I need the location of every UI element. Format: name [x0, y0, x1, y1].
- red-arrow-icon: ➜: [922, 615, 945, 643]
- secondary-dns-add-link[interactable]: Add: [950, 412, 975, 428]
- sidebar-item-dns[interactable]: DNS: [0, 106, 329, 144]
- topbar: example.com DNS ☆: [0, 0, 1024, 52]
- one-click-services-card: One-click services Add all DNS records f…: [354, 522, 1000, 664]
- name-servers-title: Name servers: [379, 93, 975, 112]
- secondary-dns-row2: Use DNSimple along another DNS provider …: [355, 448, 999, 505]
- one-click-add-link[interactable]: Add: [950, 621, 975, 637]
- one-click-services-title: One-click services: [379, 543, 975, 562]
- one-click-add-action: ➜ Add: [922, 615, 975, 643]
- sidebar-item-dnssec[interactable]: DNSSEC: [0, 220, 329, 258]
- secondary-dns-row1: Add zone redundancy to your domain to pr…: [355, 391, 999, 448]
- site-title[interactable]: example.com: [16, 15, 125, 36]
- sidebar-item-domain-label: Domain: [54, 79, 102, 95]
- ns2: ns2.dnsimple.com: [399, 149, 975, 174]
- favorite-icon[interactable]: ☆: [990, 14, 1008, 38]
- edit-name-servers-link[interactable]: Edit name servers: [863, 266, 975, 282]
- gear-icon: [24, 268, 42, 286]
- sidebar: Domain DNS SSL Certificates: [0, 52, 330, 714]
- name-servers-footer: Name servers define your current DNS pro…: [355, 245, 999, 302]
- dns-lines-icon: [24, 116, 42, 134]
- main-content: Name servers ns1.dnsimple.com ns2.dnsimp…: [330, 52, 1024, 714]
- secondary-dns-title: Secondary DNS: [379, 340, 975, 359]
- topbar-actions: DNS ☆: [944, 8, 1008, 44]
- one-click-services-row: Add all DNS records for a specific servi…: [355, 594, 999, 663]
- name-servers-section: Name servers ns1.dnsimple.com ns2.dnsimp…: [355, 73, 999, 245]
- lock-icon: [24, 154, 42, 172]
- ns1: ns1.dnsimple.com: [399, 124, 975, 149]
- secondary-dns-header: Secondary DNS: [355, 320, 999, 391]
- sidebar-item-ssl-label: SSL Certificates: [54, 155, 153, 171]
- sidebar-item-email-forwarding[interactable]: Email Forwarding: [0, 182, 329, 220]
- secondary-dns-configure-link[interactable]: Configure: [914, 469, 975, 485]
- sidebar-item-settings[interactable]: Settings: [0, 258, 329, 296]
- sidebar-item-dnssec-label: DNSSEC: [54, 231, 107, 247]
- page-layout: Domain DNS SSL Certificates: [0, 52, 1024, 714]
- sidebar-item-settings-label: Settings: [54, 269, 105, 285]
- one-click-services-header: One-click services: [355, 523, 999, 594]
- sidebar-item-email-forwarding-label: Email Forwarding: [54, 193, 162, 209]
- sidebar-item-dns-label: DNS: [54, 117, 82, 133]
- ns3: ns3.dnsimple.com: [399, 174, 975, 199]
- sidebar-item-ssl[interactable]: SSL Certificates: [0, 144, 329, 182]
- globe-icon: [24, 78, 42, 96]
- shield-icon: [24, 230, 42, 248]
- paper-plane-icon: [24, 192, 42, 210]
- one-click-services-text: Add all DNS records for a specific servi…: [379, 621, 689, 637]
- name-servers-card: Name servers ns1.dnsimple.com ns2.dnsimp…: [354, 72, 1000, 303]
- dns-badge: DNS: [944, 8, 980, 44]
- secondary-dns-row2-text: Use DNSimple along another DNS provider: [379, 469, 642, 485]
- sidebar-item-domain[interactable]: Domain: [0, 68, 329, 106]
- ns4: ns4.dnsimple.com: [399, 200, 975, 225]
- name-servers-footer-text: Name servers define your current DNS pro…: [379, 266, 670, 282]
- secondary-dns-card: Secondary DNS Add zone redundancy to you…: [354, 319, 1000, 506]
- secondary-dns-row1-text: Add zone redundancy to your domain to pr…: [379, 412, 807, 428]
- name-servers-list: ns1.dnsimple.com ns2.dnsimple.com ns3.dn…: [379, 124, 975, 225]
..........
■ What you need to do
Copy out the lines above exactly, from the first one through the line that contains "- secondary-dns-header: Secondary", inclusive.

■ Answer below
I need the location of every UI element. Format: name [x0, y0, x1, y1].
- red-arrow-icon: ➜: [922, 615, 945, 643]
- secondary-dns-add-link[interactable]: Add: [950, 412, 975, 428]
- sidebar-item-dns[interactable]: DNS: [0, 106, 329, 144]
- topbar: example.com DNS ☆: [0, 0, 1024, 52]
- one-click-services-card: One-click services Add all DNS records f…: [354, 522, 1000, 664]
- name-servers-title: Name servers: [379, 93, 975, 112]
- secondary-dns-row2: Use DNSimple along another DNS provider …: [355, 448, 999, 505]
- one-click-add-link[interactable]: Add: [950, 621, 975, 637]
- one-click-services-title: One-click services: [379, 543, 975, 562]
- one-click-add-action: ➜ Add: [922, 615, 975, 643]
- sidebar-item-dnssec[interactable]: DNSSEC: [0, 220, 329, 258]
- secondary-dns-row1: Add zone redundancy to your domain to pr…: [355, 391, 999, 448]
- site-title[interactable]: example.com: [16, 15, 125, 36]
- sidebar-item-domain-label: Domain: [54, 79, 102, 95]
- ns2: ns2.dnsimple.com: [399, 149, 975, 174]
- favorite-icon[interactable]: ☆: [990, 14, 1008, 38]
- edit-name-servers-link[interactable]: Edit name servers: [863, 266, 975, 282]
- gear-icon: [24, 268, 42, 286]
- sidebar: Domain DNS SSL Certificates: [0, 52, 330, 714]
- name-servers-footer: Name servers define your current DNS pro…: [355, 245, 999, 302]
- dns-lines-icon: [24, 116, 42, 134]
- main-content: Name servers ns1.dnsimple.com ns2.dnsimp…: [330, 52, 1024, 714]
- secondary-dns-title: Secondary DNS: [379, 340, 975, 359]
- topbar-actions: DNS ☆: [944, 8, 1008, 44]
- one-click-services-row: Add all DNS records for a specific servi…: [355, 594, 999, 663]
- name-servers-section: Name servers ns1.dnsimple.com ns2.dnsimp…: [355, 73, 999, 245]
- lock-icon: [24, 154, 42, 172]
- ns1: ns1.dnsimple.com: [399, 124, 975, 149]
- secondary-dns-header: Secondary DNS: [355, 320, 999, 391]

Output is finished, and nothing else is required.